**Entries provided**
(begin)

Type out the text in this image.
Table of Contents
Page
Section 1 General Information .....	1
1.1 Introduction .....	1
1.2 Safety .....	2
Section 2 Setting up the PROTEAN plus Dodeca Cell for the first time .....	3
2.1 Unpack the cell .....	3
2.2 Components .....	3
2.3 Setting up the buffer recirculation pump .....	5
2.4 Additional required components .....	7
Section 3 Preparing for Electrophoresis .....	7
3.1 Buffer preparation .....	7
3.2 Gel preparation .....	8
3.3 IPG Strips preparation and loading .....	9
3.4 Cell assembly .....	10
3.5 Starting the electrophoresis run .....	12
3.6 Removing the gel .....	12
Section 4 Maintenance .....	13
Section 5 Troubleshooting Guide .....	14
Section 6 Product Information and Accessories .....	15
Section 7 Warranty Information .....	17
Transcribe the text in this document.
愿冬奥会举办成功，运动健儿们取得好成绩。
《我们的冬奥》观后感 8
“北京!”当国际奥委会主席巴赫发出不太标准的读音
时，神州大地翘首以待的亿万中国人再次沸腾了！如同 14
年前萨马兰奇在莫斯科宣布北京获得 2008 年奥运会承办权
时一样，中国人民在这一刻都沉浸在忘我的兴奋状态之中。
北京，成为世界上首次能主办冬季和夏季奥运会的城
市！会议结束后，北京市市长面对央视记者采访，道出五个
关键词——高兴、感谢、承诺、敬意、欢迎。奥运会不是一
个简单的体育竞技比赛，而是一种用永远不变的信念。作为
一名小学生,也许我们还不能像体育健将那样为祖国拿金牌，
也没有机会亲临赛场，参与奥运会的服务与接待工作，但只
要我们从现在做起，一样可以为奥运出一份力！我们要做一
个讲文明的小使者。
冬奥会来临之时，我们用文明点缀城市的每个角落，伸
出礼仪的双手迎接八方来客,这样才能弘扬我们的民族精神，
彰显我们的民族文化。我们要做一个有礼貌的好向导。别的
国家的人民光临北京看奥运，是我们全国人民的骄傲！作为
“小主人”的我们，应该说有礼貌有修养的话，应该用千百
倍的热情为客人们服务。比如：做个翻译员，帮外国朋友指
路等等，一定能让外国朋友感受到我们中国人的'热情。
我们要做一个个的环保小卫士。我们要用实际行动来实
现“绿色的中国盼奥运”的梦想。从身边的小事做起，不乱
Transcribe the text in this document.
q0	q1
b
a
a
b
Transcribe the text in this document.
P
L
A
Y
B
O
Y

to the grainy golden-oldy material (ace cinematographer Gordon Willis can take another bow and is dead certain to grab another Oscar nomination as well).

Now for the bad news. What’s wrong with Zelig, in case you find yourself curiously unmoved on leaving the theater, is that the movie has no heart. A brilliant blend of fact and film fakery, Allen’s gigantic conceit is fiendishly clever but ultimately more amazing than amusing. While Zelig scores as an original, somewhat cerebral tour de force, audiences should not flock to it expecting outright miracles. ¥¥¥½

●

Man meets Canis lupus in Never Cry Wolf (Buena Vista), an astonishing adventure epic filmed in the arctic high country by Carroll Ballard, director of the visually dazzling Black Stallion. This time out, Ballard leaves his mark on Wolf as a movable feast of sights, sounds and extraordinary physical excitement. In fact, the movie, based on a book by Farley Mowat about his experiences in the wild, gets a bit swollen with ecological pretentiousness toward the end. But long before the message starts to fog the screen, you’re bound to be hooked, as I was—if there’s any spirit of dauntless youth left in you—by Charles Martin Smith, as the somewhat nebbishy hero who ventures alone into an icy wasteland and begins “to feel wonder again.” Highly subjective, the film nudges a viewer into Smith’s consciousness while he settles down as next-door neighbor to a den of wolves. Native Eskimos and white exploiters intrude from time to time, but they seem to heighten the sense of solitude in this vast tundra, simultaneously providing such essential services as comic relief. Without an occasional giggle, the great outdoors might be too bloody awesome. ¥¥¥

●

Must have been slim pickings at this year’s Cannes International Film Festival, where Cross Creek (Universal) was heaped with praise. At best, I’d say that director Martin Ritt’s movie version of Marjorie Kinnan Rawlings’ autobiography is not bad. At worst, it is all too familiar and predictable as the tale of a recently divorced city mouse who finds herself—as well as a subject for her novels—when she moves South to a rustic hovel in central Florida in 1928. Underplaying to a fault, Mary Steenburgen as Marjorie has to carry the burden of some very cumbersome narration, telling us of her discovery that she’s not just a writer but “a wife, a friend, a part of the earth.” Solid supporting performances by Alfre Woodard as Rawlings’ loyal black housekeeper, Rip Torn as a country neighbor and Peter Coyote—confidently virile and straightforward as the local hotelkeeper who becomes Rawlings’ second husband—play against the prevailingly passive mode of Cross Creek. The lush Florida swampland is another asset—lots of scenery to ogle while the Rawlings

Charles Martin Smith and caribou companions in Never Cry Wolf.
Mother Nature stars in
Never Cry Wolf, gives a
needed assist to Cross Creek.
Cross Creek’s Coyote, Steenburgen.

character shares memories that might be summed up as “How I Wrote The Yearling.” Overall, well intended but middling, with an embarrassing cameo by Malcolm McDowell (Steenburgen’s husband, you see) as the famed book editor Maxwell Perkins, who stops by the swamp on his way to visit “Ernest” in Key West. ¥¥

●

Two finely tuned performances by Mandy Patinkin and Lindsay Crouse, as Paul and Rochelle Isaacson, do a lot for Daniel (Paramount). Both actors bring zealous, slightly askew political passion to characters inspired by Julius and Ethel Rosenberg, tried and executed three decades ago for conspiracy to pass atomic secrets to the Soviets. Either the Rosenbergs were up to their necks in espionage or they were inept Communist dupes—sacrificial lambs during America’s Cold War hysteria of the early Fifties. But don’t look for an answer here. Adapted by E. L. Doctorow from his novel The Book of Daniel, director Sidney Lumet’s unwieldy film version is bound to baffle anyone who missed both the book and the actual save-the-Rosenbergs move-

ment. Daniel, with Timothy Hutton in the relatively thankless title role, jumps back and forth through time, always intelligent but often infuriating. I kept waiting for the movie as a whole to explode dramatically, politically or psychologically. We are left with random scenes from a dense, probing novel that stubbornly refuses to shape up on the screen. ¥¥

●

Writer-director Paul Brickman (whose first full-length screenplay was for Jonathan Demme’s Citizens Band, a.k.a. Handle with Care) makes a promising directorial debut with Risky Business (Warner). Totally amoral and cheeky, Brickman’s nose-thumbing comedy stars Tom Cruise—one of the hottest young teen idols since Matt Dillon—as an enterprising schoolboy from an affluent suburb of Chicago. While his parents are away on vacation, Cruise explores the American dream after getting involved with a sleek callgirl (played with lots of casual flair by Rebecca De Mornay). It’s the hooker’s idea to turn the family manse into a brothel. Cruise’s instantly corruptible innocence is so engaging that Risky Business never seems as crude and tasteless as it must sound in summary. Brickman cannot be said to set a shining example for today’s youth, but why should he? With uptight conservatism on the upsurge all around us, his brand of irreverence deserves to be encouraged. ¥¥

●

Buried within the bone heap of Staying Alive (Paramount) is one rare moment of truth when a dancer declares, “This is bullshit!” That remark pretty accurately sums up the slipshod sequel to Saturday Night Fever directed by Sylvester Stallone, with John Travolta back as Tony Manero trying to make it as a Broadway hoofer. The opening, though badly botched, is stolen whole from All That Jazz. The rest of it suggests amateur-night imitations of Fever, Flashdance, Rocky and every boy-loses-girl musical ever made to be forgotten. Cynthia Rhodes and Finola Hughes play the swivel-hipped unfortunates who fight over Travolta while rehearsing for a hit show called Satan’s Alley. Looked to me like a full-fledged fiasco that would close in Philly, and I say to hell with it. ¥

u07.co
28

(end)

**Task objective**
Repeat all the records. Match each line exactly.

**Output below**
Type out the text in this image.
Table of Contents
Page
Section 1 General Information .....	1
1.1 Introduction .....	1
1.2 Safety .....	2
Section 2 Setting up the PROTEAN plus Dodeca Cell for the first time .....	3
2.1 Unpack the cell .....	3
2.2 Components .....	3
2.3 Setting up the buffer recirculation pump .....	5
2.4 Additional required components .....	7
Section 3 Preparing for Electrophoresis .....	7
3.1 Buffer preparation .....	7
3.2 Gel preparation .....	8
3.3 IPG Strips preparation and loading .....	9
3.4 Cell assembly .....	10
3.5 Starting the electrophoresis run .....	12
3.6 Removing the gel .....	12
Section 4 Maintenance .....	13
Section 5 Troubleshooting Guide .....	14
Section 6 Product Information and Accessories .....	15
Section 7 Warranty Information .....	17
Transcribe the text in this document.
愿冬奥会举办成功，运动健儿们取得好成绩。
《我们的冬奥》观后感 8
“北京!”当国际奥委会主席巴赫发出不太标准的读音
时，神州大地翘首以待的亿万中国人再次沸腾了！如同 14
年前萨马兰奇在莫斯科宣布北京获得 2008 年奥运会承办权
时一样，中国人民在这一刻都沉浸在忘我的兴奋状态之中。
北京，成为世界上首次能主办冬季和夏季奥运会的城
市！会议结束后，北京市市长面对央视记者采访，道出五个
关键词——高兴、感谢、承诺、敬意、欢迎。奥运会不是一
个简单的体育竞技比赛，而是一种用永远不变的信念。作为
一名小学生,也许我们还不能像体育健将那样为祖国拿金牌，
也没有机会亲临赛场，参与奥运会的服务与接待工作，但只
要我们从现在做起，一样可以为奥运出一份力！我们要做一
个讲文明的小使者。
冬奥会来临之时，我们用文明点缀城市的每个角落，伸
出礼仪的双手迎接八方来客,这样才能弘扬我们的民族精神，
彰显我们的民族文化。我们要做一个有礼貌的好向导。别的
国家的人民光临北京看奥运，是我们全国人民的骄傲！作为
“小主人”的我们，应该说有礼貌有修养的话，应该用千百
倍的热情为客人们服务。比如：做个翻译员，帮外国朋友指
路等等，一定能让外国朋友感受到我们中国人的'热情。
我们要做一个个的环保小卫士。我们要用实际行动来实
现“绿色的中国盼奥运”的梦想。从身边的小事做起，不乱
Transcribe the text in this document.
q0	q1
b
a
a
b
Transcribe the text in this document.
P
L
A
Y
B
O
Y

to the grainy golden-oldy material (ace cinematographer Gordon Willis can take another bow and is dead certain to grab another Oscar nomination as well).

Now for the bad news. What’s wrong with Zelig, in case you find yourself curiously unmoved on leaving the theater, is that the movie has no heart. A brilliant blend of fact and film fakery, Allen’s gigantic conceit is fiendishly clever but ultimately more amazing than amusing. While Zelig scores as an original, somewhat cerebral tour de force, audiences should not flock to it expecting outright miracles. ¥¥¥½

●

Man meets Canis lupus in Never Cry Wolf (Buena Vista), an astonishing adventure epic filmed in the arctic high country by Carroll Ballard, director of the visually dazzling Black Stallion. This time out, Ballard leaves his mark on Wolf as a movable feast of sights, sounds and extraordinary physical excitement. In fact, the movie, based on a book by Farley Mowat about his experiences in the wild, gets a bit swollen with ecological pretentiousness toward the end. But long before the message starts to fog the screen, you’re bound to be hooked, as I was—if there’s any spirit of dauntless youth left in you—by Charles Martin Smith, as the somewhat nebbishy hero who ventures alone into an icy wasteland and begins “to feel wonder again.” Highly subjective, the film nudges a viewer into Smith’s consciousness while he settles down as next-door neighbor to a den of wolves. Native Eskimos and white exploiters intrude from time to time, but they seem to heighten the sense of solitude in this vast tundra, simultaneously providing such essential services as comic relief. Without an occasional giggle, the great outdoors might be too bloody awesome. ¥¥¥

●

Must have been slim pickings at this year’s Cannes International Film Festival, where Cross Creek (Universal) was heaped with praise. At best, I’d say that director Martin Ritt’s movie version of Marjorie Kinnan Rawlings’ autobiography is not bad. At worst, it is all too familiar and predictable as the tale of a recently divorced city mouse who finds herself—as well as a subject for her novels—when she moves South to a rustic hovel in central Florida in 1928. Underplaying to a fault, Mary Steenburgen as Marjorie has to carry the burden of some very cumbersome narration, telling us of her discovery that she’s not just a writer but “a wife, a friend, a part of the earth.” Solid supporting performances by Alfre Woodard as Rawlings’ loyal black housekeeper, Rip Torn as a country neighbor and Peter Coyote—confidently virile and straightforward as the local hotelkeeper who becomes Rawlings’ second husband—play against the prevailingly passive mode of Cross Creek. The lush Florida swampland is another asset—lots of scenery to ogle while the Rawlings

Charles Martin Smith and caribou companions in Never Cry Wolf.
Mother Nature stars in
Never Cry Wolf, gives a
needed assist to Cross Creek.
Cross Creek’s Coyote, Steenburgen.

character shares memories that might be summed up as “How I Wrote The Yearling.” Overall, well intended but middling, with an embarrassing cameo by Malcolm McDowell (Steenburgen’s husband, you see) as the famed book editor Maxwell Perkins, who stops by the swamp on his way to visit “Ernest” in Key West. ¥¥

●

Two finely tuned performances by Mandy Patinkin and Lindsay Crouse, as Paul and Rochelle Isaacson, do a lot for Daniel (Paramount). Both actors bring zealous, slightly askew political passion to characters inspired by Julius and Ethel Rosenberg, tried and executed three decades ago for conspiracy to pass atomic secrets to the Soviets. Either the Rosenbergs were up to their necks in espionage or they were inept Communist dupes—sacrificial lambs during America’s Cold War hysteria of the early Fifties. But don’t look for an answer here. Adapted by E. L. Doctorow from his novel The Book of Daniel, director Sidney Lumet’s unwieldy film version is bound to baffle anyone who missed both the book and the actual save-the-Rosenbergs move-

ment. Daniel, with Timothy Hutton in the relatively thankless title role, jumps back and forth through time, always intelligent but often infuriating. I kept waiting for the movie as a whole to explode dramatically, politically or psychologically. We are left with random scenes from a dense, probing novel that stubbornly refuses to shape up on the screen. ¥¥

●

Writer-director Paul Brickman (whose first full-length screenplay was for Jonathan Demme’s Citizens Band, a.k.a. Handle with Care) makes a promising directorial debut with Risky Business (Warner). Totally amoral and cheeky, Brickman’s nose-thumbing comedy stars Tom Cruise—one of the hottest young teen idols since Matt Dillon—as an enterprising schoolboy from an affluent suburb of Chicago. While his parents are away on vacation, Cruise explores the American dream after getting involved with a sleek callgirl (played with lots of casual flair by Rebecca De Mornay). It’s the hooker’s idea to turn the family manse into a brothel. Cruise’s instantly corruptible innocence is so engaging that Risky Business never seems as crude and tasteless as it must sound in summary. Brickman cannot be said to set a shining example for today’s youth, but why should he? With uptight conservatism on the upsurge all around us, his brand of irreverence deserves to be encouraged. ¥¥

●

Buried within the bone heap of Staying Alive (Paramount) is one rare moment of truth when a dancer declares, “This is bullshit!” That remark pretty accurately sums up the slipshod sequel to Saturday Night Fever directed by Sylvester Stallone, with John Travolta back as Tony Manero trying to make it as a Broadway hoofer. The opening, though badly botched, is stolen whole from All That Jazz. The rest of it suggests amateur-night imitations of Fever, Flashdance, Rocky and every boy-loses-girl musical ever made to be forgotten. Cynthia Rhodes and Finola Hughes play the swivel-hipped unfortunates who fight over Travolta while rehearsing for a hit show called Satan’s Alley. Looked to me like a full-fledged fiasco that would close in Philly, and I say to hell with it. ¥

u07.co
28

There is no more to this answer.